### Dataset entries
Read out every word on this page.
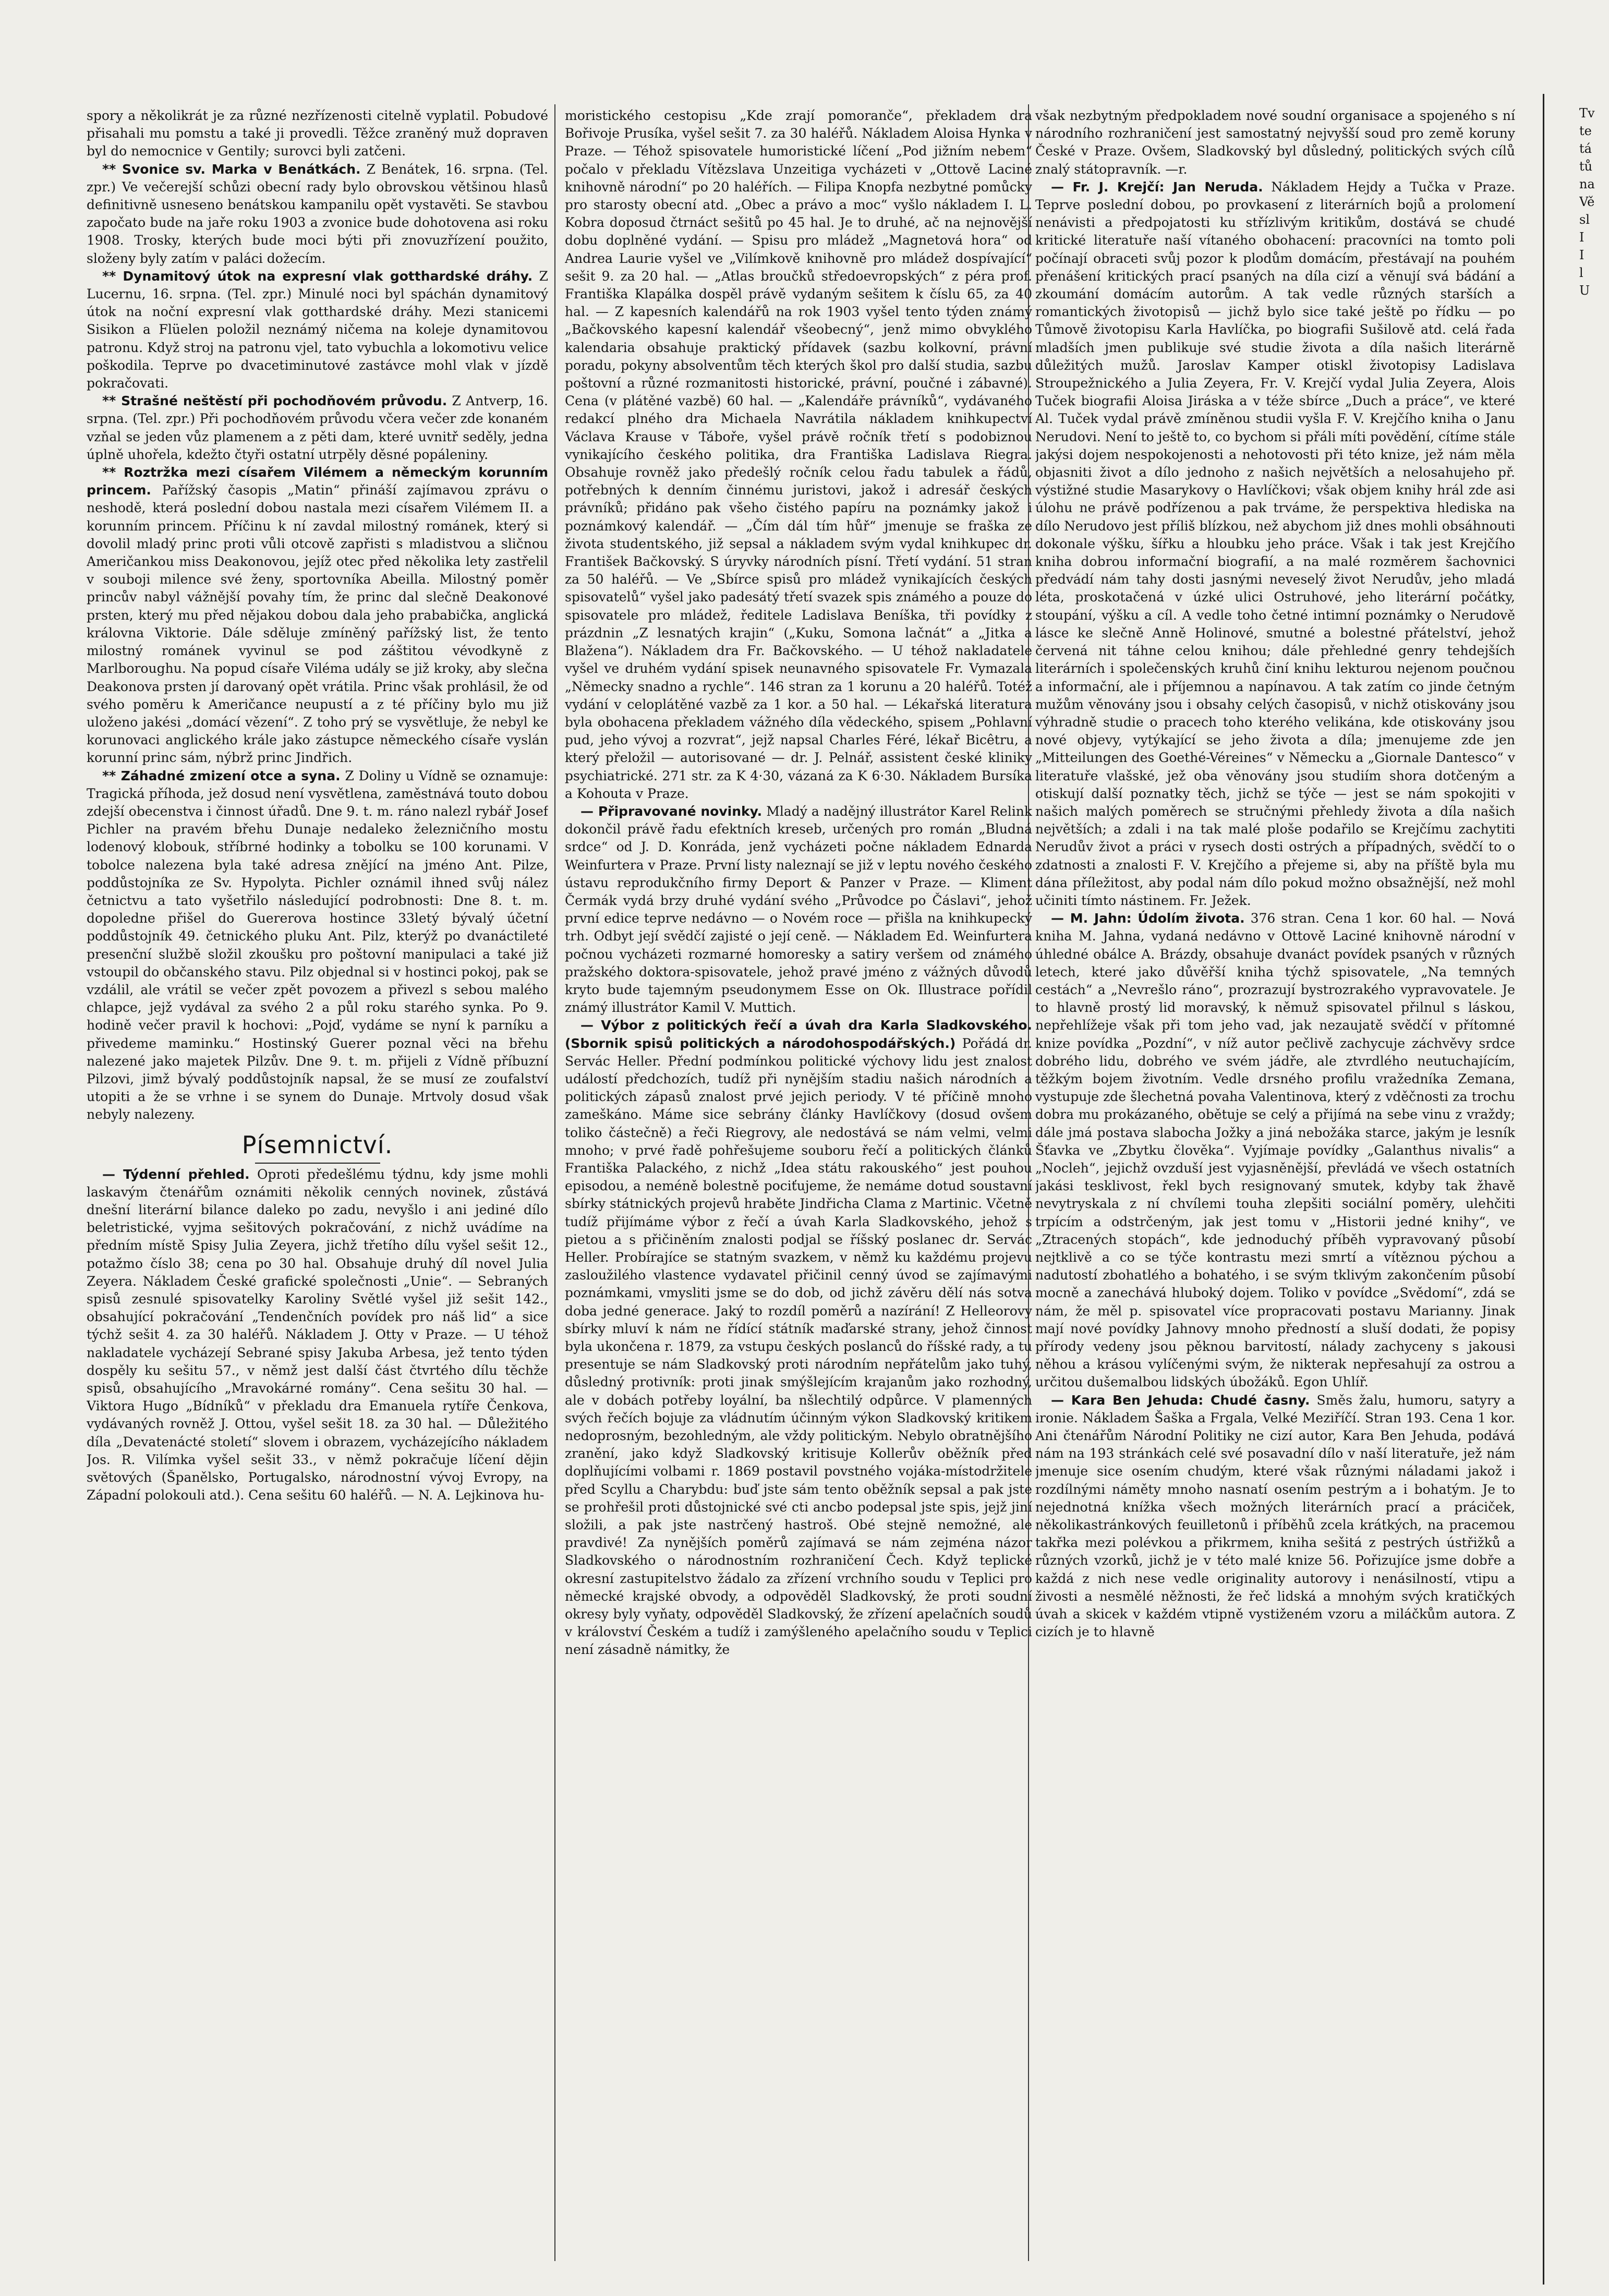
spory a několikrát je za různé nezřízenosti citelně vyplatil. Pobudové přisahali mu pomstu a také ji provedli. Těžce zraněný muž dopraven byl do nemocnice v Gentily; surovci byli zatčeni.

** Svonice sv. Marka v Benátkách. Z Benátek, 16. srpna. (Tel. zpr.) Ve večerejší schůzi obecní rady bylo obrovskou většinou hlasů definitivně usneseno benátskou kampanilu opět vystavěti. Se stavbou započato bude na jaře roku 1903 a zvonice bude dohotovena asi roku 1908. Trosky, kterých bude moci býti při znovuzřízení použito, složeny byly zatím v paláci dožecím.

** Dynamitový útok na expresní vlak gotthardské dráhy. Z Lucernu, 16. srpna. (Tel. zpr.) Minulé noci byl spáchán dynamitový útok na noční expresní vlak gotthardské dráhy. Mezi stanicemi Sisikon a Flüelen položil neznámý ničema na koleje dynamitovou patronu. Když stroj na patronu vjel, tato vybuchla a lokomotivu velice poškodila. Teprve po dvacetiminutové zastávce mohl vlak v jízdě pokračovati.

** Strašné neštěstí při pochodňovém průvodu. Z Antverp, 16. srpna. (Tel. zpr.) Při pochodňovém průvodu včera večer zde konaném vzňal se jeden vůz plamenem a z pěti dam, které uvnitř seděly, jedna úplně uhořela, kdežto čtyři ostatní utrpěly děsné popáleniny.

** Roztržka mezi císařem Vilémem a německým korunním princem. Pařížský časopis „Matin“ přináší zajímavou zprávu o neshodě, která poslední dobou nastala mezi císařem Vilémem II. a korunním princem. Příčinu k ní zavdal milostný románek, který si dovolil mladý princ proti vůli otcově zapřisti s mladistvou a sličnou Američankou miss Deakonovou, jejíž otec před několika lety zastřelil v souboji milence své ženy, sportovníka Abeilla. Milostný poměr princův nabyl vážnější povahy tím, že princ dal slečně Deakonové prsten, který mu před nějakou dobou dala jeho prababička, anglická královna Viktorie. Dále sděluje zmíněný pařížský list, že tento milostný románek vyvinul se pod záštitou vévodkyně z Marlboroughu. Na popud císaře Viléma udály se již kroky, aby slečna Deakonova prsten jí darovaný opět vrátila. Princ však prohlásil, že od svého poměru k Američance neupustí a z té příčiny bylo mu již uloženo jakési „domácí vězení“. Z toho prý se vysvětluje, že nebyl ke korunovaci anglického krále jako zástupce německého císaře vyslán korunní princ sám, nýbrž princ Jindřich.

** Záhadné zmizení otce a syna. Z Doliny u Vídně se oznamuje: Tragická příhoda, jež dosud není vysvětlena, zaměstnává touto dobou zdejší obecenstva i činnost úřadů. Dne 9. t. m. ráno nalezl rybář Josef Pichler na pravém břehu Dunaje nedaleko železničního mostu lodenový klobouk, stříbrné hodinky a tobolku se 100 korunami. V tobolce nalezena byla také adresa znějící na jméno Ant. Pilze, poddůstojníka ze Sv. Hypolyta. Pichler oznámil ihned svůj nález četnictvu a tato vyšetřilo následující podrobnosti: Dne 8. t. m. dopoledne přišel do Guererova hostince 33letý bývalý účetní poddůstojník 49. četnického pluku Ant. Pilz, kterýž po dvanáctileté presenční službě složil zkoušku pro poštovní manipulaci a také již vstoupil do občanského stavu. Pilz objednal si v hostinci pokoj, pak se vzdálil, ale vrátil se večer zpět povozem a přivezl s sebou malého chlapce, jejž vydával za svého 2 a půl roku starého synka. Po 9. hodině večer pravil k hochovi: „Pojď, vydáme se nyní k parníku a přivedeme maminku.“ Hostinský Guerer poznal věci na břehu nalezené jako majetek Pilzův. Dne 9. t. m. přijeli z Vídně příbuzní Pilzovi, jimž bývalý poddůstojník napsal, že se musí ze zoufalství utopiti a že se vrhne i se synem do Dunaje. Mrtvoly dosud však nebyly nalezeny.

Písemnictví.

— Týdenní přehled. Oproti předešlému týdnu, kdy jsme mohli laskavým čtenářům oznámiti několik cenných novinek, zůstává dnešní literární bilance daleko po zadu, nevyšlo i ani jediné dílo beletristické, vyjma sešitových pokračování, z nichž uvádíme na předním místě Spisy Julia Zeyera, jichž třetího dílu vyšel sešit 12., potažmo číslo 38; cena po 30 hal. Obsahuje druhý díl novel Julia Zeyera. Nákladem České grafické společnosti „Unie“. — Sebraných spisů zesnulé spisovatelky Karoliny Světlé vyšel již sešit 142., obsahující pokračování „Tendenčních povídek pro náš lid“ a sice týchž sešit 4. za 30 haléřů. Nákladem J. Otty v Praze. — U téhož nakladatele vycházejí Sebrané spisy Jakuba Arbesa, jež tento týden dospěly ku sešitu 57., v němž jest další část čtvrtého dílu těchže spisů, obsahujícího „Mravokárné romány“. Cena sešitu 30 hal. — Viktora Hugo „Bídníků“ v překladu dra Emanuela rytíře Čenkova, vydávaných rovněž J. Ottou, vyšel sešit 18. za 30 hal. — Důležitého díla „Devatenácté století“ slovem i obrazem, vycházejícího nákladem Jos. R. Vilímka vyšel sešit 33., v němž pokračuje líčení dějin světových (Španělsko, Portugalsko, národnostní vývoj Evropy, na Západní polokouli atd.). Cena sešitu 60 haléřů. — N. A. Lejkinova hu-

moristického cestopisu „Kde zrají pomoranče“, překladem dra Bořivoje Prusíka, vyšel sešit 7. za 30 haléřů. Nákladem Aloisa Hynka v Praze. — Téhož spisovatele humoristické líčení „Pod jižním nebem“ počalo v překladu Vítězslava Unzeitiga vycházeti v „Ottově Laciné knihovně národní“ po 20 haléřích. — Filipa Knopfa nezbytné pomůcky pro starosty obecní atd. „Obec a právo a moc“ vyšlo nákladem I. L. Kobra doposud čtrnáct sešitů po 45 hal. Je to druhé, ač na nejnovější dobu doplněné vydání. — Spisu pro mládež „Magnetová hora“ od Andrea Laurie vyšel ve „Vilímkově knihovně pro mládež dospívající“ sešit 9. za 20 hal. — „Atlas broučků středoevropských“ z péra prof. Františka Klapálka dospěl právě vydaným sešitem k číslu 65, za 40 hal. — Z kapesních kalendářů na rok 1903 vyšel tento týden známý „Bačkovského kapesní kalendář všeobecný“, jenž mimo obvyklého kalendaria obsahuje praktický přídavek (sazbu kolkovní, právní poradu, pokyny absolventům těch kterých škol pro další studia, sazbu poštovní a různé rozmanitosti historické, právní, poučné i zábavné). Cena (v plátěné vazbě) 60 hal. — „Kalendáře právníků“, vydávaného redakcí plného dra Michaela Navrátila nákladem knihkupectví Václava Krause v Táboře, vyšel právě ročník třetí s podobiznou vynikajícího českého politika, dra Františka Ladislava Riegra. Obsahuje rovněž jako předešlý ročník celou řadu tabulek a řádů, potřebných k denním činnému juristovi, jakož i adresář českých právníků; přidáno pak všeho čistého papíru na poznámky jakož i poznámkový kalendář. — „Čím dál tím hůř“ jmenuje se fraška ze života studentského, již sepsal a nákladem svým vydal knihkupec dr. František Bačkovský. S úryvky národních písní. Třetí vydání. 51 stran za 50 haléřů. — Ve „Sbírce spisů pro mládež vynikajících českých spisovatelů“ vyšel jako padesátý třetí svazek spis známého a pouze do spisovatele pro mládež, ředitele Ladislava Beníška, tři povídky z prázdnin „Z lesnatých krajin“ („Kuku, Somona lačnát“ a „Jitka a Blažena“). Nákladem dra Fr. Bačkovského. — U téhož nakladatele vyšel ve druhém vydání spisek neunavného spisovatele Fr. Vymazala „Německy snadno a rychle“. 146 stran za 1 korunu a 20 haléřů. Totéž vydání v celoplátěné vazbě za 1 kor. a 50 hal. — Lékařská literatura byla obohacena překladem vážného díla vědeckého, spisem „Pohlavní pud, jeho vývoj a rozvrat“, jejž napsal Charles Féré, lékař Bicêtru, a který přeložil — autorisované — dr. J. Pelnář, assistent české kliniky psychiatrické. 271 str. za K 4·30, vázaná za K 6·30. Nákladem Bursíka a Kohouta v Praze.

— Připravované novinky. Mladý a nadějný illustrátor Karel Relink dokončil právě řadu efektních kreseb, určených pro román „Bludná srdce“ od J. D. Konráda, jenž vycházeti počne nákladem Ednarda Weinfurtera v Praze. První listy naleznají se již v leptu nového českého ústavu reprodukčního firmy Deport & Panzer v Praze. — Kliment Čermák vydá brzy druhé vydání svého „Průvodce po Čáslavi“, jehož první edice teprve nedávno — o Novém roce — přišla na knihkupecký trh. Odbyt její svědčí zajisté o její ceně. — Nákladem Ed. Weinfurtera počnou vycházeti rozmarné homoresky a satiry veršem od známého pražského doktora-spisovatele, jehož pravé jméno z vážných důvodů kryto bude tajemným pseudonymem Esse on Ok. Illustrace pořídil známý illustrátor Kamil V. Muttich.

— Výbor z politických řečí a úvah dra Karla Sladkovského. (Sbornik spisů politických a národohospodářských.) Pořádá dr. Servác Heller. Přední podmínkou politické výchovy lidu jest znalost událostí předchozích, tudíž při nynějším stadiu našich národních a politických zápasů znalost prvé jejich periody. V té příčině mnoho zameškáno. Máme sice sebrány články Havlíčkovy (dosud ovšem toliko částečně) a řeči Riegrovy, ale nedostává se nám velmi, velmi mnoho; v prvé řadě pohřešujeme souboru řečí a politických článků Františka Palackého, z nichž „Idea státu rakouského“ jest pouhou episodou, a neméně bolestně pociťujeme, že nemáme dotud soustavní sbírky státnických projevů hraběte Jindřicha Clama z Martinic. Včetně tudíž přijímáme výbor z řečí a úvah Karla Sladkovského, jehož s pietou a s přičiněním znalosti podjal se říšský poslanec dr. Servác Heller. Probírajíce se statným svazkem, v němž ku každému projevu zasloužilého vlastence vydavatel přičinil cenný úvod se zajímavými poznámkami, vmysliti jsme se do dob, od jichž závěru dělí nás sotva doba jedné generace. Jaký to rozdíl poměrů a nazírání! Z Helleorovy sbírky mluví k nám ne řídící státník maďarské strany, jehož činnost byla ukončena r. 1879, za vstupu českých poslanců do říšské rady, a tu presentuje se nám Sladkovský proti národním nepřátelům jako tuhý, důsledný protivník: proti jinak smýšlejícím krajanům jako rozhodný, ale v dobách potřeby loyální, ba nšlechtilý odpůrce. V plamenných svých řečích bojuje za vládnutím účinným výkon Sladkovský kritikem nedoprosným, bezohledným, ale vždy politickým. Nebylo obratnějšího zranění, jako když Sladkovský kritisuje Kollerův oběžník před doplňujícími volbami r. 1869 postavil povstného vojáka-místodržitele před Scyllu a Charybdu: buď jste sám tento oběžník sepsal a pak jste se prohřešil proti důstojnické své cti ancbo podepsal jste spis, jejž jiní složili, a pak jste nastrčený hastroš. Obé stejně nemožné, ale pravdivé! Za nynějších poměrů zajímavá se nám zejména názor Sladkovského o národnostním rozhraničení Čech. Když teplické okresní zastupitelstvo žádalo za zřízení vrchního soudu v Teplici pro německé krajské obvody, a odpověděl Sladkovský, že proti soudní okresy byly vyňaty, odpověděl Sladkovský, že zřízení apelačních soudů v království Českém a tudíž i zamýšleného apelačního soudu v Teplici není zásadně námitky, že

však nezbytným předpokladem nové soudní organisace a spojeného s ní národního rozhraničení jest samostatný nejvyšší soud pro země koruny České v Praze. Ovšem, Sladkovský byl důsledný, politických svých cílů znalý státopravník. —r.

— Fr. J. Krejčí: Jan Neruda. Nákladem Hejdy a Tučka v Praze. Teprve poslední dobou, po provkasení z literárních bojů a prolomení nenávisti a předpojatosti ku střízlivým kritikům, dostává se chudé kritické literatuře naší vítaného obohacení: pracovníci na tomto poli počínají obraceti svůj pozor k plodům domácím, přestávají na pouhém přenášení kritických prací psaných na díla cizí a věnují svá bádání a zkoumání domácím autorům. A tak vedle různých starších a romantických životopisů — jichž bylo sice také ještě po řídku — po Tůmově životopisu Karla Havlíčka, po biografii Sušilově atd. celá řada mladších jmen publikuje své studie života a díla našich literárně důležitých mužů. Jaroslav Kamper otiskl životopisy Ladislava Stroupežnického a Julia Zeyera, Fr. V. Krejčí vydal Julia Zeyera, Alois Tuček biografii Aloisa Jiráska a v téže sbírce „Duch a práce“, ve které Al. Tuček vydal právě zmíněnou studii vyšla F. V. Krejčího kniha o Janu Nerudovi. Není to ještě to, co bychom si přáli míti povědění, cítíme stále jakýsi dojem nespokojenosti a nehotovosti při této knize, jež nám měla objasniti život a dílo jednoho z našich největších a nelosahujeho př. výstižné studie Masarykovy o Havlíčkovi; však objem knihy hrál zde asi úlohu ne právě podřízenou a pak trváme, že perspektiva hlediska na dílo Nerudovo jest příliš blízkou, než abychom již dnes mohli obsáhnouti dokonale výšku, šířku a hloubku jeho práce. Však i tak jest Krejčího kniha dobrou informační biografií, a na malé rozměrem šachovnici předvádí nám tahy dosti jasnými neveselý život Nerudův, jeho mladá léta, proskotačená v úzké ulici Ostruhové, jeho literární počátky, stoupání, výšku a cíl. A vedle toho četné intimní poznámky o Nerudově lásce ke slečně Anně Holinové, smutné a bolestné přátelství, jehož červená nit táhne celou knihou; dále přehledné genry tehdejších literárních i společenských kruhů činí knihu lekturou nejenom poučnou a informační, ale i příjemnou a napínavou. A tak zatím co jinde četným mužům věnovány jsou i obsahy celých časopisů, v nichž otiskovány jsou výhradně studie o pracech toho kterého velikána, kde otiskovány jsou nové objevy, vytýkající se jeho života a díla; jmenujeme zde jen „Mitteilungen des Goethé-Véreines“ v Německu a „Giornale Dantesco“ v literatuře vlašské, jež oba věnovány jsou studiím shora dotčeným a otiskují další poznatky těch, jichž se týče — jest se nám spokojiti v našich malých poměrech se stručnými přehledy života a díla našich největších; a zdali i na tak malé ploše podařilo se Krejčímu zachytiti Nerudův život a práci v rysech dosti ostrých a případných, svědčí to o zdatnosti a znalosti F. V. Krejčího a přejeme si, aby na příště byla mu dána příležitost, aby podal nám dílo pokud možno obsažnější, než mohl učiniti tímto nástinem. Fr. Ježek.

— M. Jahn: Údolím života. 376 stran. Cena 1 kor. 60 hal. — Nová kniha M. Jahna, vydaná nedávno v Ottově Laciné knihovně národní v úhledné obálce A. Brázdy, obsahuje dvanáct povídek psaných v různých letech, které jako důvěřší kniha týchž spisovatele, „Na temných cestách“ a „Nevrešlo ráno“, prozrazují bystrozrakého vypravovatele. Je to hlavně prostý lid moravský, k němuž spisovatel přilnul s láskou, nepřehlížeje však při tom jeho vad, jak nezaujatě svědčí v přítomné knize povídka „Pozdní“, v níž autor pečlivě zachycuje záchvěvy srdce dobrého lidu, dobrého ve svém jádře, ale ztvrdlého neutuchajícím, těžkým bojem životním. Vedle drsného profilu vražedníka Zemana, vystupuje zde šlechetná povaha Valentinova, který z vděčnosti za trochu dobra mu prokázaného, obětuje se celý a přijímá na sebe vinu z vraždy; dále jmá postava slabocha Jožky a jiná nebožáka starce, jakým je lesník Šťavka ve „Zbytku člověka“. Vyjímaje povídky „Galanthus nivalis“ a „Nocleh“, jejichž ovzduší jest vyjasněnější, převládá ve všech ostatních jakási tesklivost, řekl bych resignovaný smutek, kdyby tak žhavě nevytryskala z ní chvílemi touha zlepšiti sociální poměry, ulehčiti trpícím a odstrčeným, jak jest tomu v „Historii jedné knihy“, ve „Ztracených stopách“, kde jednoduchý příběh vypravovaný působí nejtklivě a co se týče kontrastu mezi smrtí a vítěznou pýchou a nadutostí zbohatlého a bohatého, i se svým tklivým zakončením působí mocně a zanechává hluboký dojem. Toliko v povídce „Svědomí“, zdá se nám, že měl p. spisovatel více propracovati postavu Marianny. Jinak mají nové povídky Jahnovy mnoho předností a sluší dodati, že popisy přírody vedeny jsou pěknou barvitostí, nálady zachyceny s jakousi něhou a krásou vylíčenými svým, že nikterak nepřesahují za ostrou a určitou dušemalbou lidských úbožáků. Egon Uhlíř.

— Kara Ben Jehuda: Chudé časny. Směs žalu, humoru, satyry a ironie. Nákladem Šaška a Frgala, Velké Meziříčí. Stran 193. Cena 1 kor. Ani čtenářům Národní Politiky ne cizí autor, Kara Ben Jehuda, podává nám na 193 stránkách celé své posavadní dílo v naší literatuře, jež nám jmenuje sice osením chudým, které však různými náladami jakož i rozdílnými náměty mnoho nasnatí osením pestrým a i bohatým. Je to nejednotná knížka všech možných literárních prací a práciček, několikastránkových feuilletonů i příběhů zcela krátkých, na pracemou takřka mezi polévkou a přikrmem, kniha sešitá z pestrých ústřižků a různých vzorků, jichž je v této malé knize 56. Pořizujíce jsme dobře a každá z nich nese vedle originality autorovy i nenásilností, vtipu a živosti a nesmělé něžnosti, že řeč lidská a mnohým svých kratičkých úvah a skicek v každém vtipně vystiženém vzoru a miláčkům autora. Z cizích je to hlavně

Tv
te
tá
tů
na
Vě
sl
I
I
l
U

### Exercise task
Search the preceding listing for "opět" and extract every line where it is found.

### The reply
** Svonice sv. Marka v Benátkách. Z Benátek, 16. srpna. (Tel. zpr.) Ve večerejší schůzi obecní rady bylo obrovskou většinou hlasů definitivně usneseno benátskou kampanilu opět vystavěti. Se stavbou započato bude na jaře roku 1903 a zvonice bude dohotovena asi roku 1908. Trosky, kterých bude moci býti při znovuzřízení použito, složeny byly zatím v paláci dožecím.
** Roztržka mezi císařem Vilémem a německým korunním princem. Pařížský časopis „Matin“ přináší zajímavou zprávu o neshodě, která poslední dobou nastala mezi císařem Vilémem II. a korunním princem. Příčinu k ní zavdal milostný románek, který si dovolil mladý princ proti vůli otcově zapřisti s mladistvou a sličnou Američankou miss Deakonovou, jejíž otec před několika lety zastřelil v souboji milence své ženy, sportovníka Abeilla. Milostný poměr princův nabyl vážnější povahy tím, že princ dal slečně Deakonové prsten, který mu před nějakou dobou dala jeho prababička, anglická královna Viktorie. Dále sděluje zmíněný pařížský list, že tento milostný románek vyvinul se pod záštitou vévodkyně z Marlboroughu. Na popud císaře Viléma udály se již kroky, aby slečna Deakonova prsten jí darovaný opět vrátila. Princ však prohlásil, že od svého poměru k Američance neupustí a z té příčiny bylo mu již uloženo jakési „domácí vězení“. Z toho prý se vysvětluje, že nebyl ke korunovaci anglického krále jako zástupce německého císaře vyslán korunní princ sám, nýbrž princ Jindřich.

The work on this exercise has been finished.